-- BEGIN --

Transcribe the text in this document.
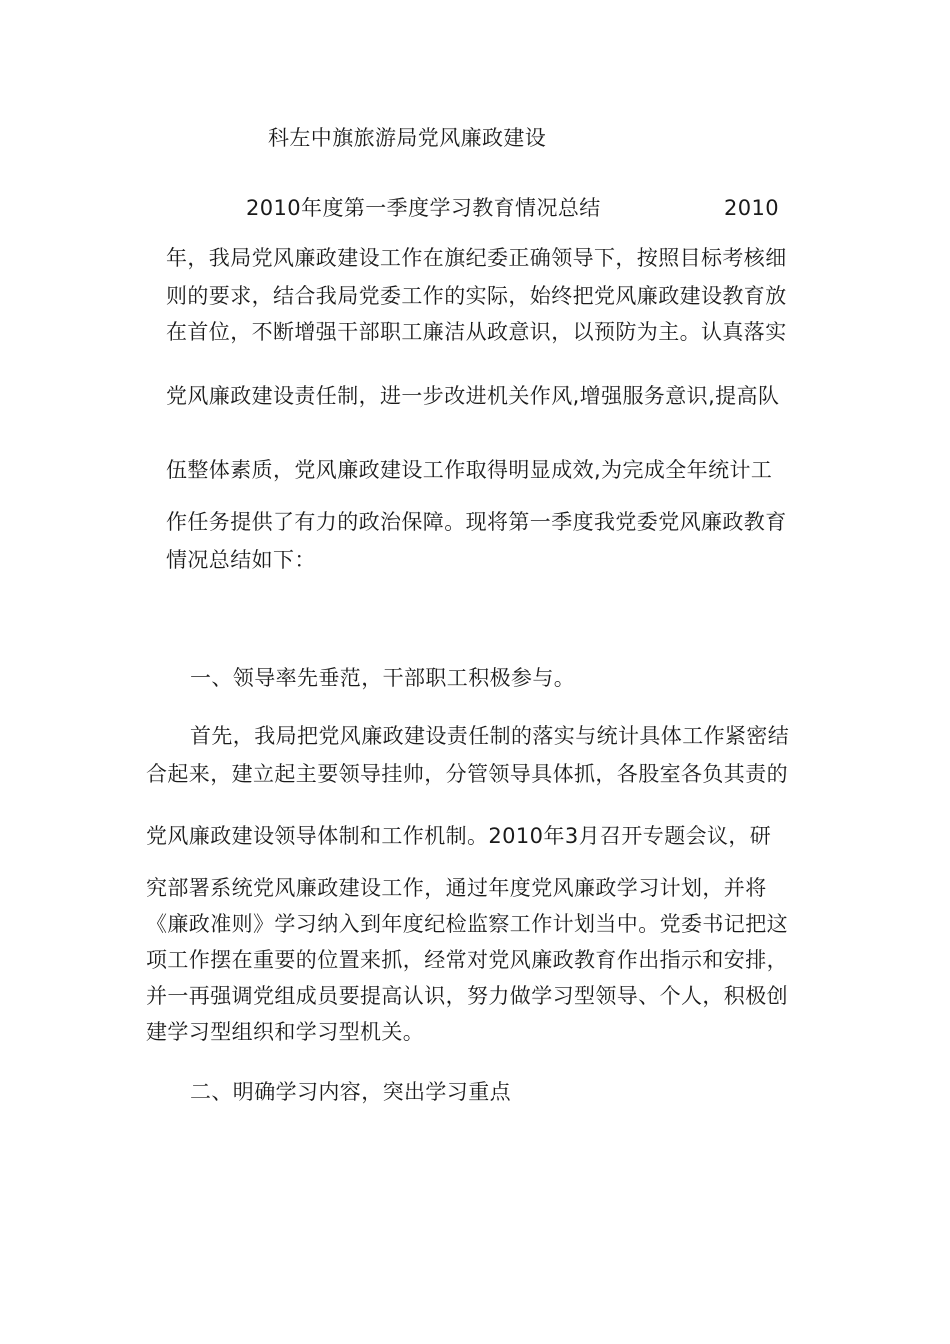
科左中旗旅游局党风廉政建设
2010年度第一季度学习教育情况总结	2010
年，我局党风廉政建设工作在旗纪委正确领导下，按照目标考核细
则的要求，结合我局党委工作的实际，始终把党风廉政建设教育放
在首位，不断增强干部职工廉洁从政意识，以预防为主。认真落实
党风廉政建设责任制，进一步改进机关作风,增强服务意识,提高队
伍整体素质，党风廉政建设工作取得明显成效,为完成全年统计工
作任务提供了有力的政治保障。现将第一季度我党委党风廉政教育
情况总结如下：
一、领导率先垂范，干部职工积极参与。
首先，我局把党风廉政建设责任制的落实与统计具体工作紧密结
合起来，建立起主要领导挂帅，分管领导具体抓，各股室各负其责的
党风廉政建设领导体制和工作机制。2010年3月召开专题会议，研
究部署系统党风廉政建设工作，通过年度党风廉政学习计划，并将
《廉政准则》学习纳入到年度纪检监察工作计划当中。党委书记把这
项工作摆在重要的位置来抓，经常对党风廉政教育作出指示和安排，
并一再强调党组成员要提高认识，努力做学习型领导、个人，积极创
建学习型组织和学习型机关。
二、明确学习内容，突出学习重点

-- END --

→ Short task: Output the entries above exactly, without their pictures.

→ Exercise solution:
Transcribe the text in this document.
科左中旗旅游局党风廉政建设
2010年度第一季度学习教育情况总结	2010
年，我局党风廉政建设工作在旗纪委正确领导下，按照目标考核细
则的要求，结合我局党委工作的实际，始终把党风廉政建设教育放
在首位，不断增强干部职工廉洁从政意识，以预防为主。认真落实
党风廉政建设责任制，进一步改进机关作风,增强服务意识,提高队
伍整体素质，党风廉政建设工作取得明显成效,为完成全年统计工
作任务提供了有力的政治保障。现将第一季度我党委党风廉政教育
情况总结如下：
一、领导率先垂范，干部职工积极参与。
首先，我局把党风廉政建设责任制的落实与统计具体工作紧密结
合起来，建立起主要领导挂帅，分管领导具体抓，各股室各负其责的
党风廉政建设领导体制和工作机制。2010年3月召开专题会议，研
究部署系统党风廉政建设工作，通过年度党风廉政学习计划，并将
《廉政准则》学习纳入到年度纪检监察工作计划当中。党委书记把这
项工作摆在重要的位置来抓，经常对党风廉政教育作出指示和安排，
并一再强调党组成员要提高认识，努力做学习型领导、个人，积极创
建学习型组织和学习型机关。
二、明确学习内容，突出学习重点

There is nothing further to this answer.